### [GOAL]
What follows is a block of records; restate each one word for word.

[A block of data]
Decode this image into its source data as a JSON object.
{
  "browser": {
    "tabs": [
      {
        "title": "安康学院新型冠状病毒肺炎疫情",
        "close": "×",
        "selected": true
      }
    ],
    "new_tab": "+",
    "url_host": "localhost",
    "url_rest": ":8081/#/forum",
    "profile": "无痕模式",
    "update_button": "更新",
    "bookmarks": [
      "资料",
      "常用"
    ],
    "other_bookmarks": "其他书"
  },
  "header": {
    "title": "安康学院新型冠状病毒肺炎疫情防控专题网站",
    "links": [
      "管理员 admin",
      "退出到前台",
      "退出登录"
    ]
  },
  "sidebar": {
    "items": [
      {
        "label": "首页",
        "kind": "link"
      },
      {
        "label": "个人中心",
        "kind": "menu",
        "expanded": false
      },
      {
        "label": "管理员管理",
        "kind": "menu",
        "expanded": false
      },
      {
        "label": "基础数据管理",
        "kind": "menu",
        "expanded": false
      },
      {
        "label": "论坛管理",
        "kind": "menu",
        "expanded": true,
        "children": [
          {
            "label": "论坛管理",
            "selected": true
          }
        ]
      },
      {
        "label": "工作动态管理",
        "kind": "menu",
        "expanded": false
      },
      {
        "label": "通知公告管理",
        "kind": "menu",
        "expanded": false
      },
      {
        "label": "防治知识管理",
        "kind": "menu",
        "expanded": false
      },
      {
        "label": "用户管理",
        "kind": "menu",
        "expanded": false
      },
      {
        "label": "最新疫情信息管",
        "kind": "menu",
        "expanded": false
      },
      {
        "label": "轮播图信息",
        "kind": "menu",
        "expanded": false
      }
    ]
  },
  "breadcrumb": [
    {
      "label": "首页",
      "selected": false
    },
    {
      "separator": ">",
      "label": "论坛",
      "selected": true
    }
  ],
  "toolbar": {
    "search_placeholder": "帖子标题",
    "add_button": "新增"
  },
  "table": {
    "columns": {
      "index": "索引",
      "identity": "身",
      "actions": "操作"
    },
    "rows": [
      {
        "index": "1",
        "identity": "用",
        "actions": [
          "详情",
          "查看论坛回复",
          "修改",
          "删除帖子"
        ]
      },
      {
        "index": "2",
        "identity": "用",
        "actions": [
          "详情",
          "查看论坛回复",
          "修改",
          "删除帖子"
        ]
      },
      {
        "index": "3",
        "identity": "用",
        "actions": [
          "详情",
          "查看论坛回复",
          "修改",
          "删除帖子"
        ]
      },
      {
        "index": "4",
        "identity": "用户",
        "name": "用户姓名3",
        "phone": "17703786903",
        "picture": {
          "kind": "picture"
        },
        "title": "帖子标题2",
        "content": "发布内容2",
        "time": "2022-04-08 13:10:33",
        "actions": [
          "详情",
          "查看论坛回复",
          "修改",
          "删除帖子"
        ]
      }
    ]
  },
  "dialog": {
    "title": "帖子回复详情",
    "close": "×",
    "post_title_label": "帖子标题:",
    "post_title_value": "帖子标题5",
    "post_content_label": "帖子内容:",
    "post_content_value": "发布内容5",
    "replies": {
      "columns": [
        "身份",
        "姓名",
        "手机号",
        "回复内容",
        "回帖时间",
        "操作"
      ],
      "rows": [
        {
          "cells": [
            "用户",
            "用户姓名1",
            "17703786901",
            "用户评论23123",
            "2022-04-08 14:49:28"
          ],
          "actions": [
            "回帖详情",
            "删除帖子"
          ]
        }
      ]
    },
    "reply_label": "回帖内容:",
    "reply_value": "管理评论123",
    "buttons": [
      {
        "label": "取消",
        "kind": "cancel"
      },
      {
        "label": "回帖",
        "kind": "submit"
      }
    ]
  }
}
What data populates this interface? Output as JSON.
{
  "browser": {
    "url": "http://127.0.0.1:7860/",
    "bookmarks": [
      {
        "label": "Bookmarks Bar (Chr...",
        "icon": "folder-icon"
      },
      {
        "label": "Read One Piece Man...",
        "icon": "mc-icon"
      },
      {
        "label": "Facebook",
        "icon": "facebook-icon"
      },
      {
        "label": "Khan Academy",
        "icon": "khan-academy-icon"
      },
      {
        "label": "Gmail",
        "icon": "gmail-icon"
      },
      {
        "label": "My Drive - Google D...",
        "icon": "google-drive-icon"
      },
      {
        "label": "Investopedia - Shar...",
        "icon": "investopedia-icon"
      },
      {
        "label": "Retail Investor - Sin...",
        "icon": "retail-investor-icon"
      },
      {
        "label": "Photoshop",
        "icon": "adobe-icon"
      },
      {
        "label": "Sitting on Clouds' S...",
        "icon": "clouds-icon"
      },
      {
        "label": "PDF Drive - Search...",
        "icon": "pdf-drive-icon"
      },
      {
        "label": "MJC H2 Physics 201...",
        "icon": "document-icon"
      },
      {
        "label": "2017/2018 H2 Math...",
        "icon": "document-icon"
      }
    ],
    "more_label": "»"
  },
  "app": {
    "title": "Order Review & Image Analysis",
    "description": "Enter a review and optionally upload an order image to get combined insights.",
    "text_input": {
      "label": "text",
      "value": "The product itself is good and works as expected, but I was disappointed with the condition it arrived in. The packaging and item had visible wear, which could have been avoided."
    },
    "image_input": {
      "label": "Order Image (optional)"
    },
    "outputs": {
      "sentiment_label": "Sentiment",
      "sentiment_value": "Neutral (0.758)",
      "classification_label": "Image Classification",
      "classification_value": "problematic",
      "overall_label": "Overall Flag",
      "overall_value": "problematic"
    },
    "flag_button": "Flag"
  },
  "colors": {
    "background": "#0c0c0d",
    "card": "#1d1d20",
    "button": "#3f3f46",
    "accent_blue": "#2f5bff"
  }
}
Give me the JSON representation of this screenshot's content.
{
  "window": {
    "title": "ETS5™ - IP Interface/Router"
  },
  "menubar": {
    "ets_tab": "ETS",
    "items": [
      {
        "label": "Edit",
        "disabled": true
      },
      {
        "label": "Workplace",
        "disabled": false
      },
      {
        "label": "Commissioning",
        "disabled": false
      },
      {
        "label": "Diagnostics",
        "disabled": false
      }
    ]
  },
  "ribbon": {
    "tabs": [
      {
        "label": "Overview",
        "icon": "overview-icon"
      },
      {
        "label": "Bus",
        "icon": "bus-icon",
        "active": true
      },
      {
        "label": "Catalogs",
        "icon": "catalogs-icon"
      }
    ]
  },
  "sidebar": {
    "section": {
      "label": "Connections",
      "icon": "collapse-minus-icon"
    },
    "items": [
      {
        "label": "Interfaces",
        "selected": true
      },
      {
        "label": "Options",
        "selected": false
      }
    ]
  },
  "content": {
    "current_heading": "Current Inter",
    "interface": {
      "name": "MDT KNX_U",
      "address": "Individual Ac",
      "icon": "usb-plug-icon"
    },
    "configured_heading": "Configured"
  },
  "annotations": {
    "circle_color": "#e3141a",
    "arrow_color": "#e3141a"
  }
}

### [OUTPUT OF THE TASK]
Decode this image into its source data as a JSON object.
{
  "browser": {
    "tabs": [
      {
        "title": "安康学院新型冠状病毒肺炎疫情",
        "close": "×",
        "selected": true
      }
    ],
    "new_tab": "+",
    "url_host": "localhost",
    "url_rest": ":8081/#/forum",
    "profile": "无痕模式",
    "update_button": "更新",
    "bookmarks": [
      "资料",
      "常用"
    ],
    "other_bookmarks": "其他书"
  },
  "header": {
    "title": "安康学院新型冠状病毒肺炎疫情防控专题网站",
    "links": [
      "管理员 admin",
      "退出到前台",
      "退出登录"
    ]
  },
  "sidebar": {
    "items": [
      {
        "label": "首页",
        "kind": "link"
      },
      {
        "label": "个人中心",
        "kind": "menu",
        "expanded": false
      },
      {
        "label": "管理员管理",
        "kind": "menu",
        "expanded": false
      },
      {
        "label": "基础数据管理",
        "kind": "menu",
        "expanded": false
      },
      {
        "label": "论坛管理",
        "kind": "menu",
        "expanded": true,
        "children": [
          {
            "label": "论坛管理",
            "selected": true
          }
        ]
      },
      {
        "label": "工作动态管理",
        "kind": "menu",
        "expanded": false
      },
      {
        "label": "通知公告管理",
        "kind": "menu",
        "expanded": false
      },
      {
        "label": "防治知识管理",
        "kind": "menu",
        "expanded": false
      },
      {
        "label": "用户管理",
        "kind": "menu",
        "expanded": false
      },
      {
        "label": "最新疫情信息管",
        "kind": "menu",
        "expanded": false
      },
      {
        "label": "轮播图信息",
        "kind": "menu",
        "expanded": false
      }
    ]
  },
  "breadcrumb": [
    {
      "label": "首页",
      "selected": false
    },
    {
      "separator": ">",
      "label": "论坛",
      "selected": true
    }
  ],
  "toolbar": {
    "search_placeholder": "帖子标题",
    "add_button": "新增"
  },
  "table": {
    "columns": {
      "index": "索引",
      "identity": "身",
      "actions": "操作"
    },
    "rows": [
      {
        "index": "1",
        "identity": "用",
        "actions": [
          "详情",
          "查看论坛回复",
          "修改",
          "删除帖子"
        ]
      },
      {
        "index": "2",
        "identity": "用",
        "actions": [
          "详情",
          "查看论坛回复",
          "修改",
          "删除帖子"
        ]
      },
      {
        "index": "3",
        "identity": "用",
        "actions": [
          "详情",
          "查看论坛回复",
          "修改",
          "删除帖子"
        ]
      },
      {
        "index": "4",
        "identity": "用户",
        "name": "用户姓名3",
        "phone": "17703786903",
        "picture": {
          "kind": "picture"
        },
        "title": "帖子标题2",
        "content": "发布内容2",
        "time": "2022-04-08 13:10:33",
        "actions": [
          "详情",
          "查看论坛回复",
          "修改",
          "删除帖子"
        ]
      }
    ]
  },
  "dialog": {
    "title": "帖子回复详情",
    "close": "×",
    "post_title_label": "帖子标题:",
    "post_title_value": "帖子标题5",
    "post_content_label": "帖子内容:",
    "post_content_value": "发布内容5",
    "replies": {
      "columns": [
        "身份",
        "姓名",
        "手机号",
        "回复内容",
        "回帖时间",
        "操作"
      ],
      "rows": [
        {
          "cells": [
            "用户",
            "用户姓名1",
            "17703786901",
            "用户评论23123",
            "2022-04-08 14:49:28"
          ],
          "actions": [
            "回帖详情",
            "删除帖子"
          ]
        }
      ]
    },
    "reply_label": "回帖内容:",
    "reply_value": "管理评论123",
    "buttons": [
      {
        "label": "取消",
        "kind": "cancel"
      },
      {
        "label": "回帖",
        "kind": "submit"
      }
    ]
  }
}
What data populates this interface? Output as JSON.
{
  "browser": {
    "url": "http://127.0.0.1:7860/",
    "bookmarks": [
      {
        "label": "Bookmarks Bar (Chr...",
        "icon": "folder-icon"
      },
      {
        "label": "Read One Piece Man...",
        "icon": "mc-icon"
      },
      {
        "label": "Facebook",
        "icon": "facebook-icon"
      },
      {
        "label": "Khan Academy",
        "icon": "khan-academy-icon"
      },
      {
        "label": "Gmail",
        "icon": "gmail-icon"
      },
      {
        "label": "My Drive - Google D...",
        "icon": "google-drive-icon"
      },
      {
        "label": "Investopedia - Shar...",
        "icon": "investopedia-icon"
      },
      {
        "label": "Retail Investor - Sin...",
        "icon": "retail-investor-icon"
      },
      {
        "label": "Photoshop",
        "icon": "adobe-icon"
      },
      {
        "label": "Sitting on Clouds' S...",
        "icon": "clouds-icon"
      },
      {
        "label": "PDF Drive - Search...",
        "icon": "pdf-drive-icon"
      },
      {
        "label": "MJC H2 Physics 201...",
        "icon": "document-icon"
      },
      {
        "label": "2017/2018 H2 Math...",
        "icon": "document-icon"
      }
    ],
    "more_label": "»"
  },
  "app": {
    "title": "Order Review & Image Analysis",
    "description": "Enter a review and optionally upload an order image to get combined insights.",
    "text_input": {
      "label": "text",
      "value": "The product itself is good and works as expected, but I was disappointed with the condition it arrived in. The packaging and item had visible wear, which could have been avoided."
    },
    "image_input": {
      "label": "Order Image (optional)"
    },
    "outputs": {
      "sentiment_label": "Sentiment",
      "sentiment_value": "Neutral (0.758)",
      "classification_label": "Image Classification",
      "classification_value": "problematic",
      "overall_label": "Overall Flag",
      "overall_value": "problematic"
    },
    "flag_button": "Flag"
  },
  "colors": {
    "background": "#0c0c0d",
    "card": "#1d1d20",
    "button": "#3f3f46",
    "accent_blue": "#2f5bff"
  }
}
Give me the JSON representation of this screenshot's content.
{
  "window": {
    "title": "ETS5™ - IP Interface/Router"
  },
  "menubar": {
    "ets_tab": "ETS",
    "items": [
      {
        "label": "Edit",
        "disabled": true
      },
      {
        "label": "Workplace",
        "disabled": false
      },
      {
        "label": "Commissioning",
        "disabled": false
      },
      {
        "label": "Diagnostics",
        "disabled": false
      }
    ]
  },
  "ribbon": {
    "tabs": [
      {
        "label": "Overview",
        "icon": "overview-icon"
      },
      {
        "label": "Bus",
        "icon": "bus-icon",
        "active": true
      },
      {
        "label": "Catalogs",
        "icon": "catalogs-icon"
      }
    ]
  },
  "sidebar": {
    "section": {
      "label": "Connections",
      "icon": "collapse-minus-icon"
    },
    "items": [
      {
        "label": "Interfaces",
        "selected": true
      },
      {
        "label": "Options",
        "selected": false
      }
    ]
  },
  "content": {
    "current_heading": "Current Inter",
    "interface": {
      "name": "MDT KNX_U",
      "address": "Individual Ac",
      "icon": "usb-plug-icon"
    },
    "configured_heading": "Configured"
  },
  "annotations": {
    "circle_color": "#e3141a",
    "arrow_color": "#e3141a"
  }
}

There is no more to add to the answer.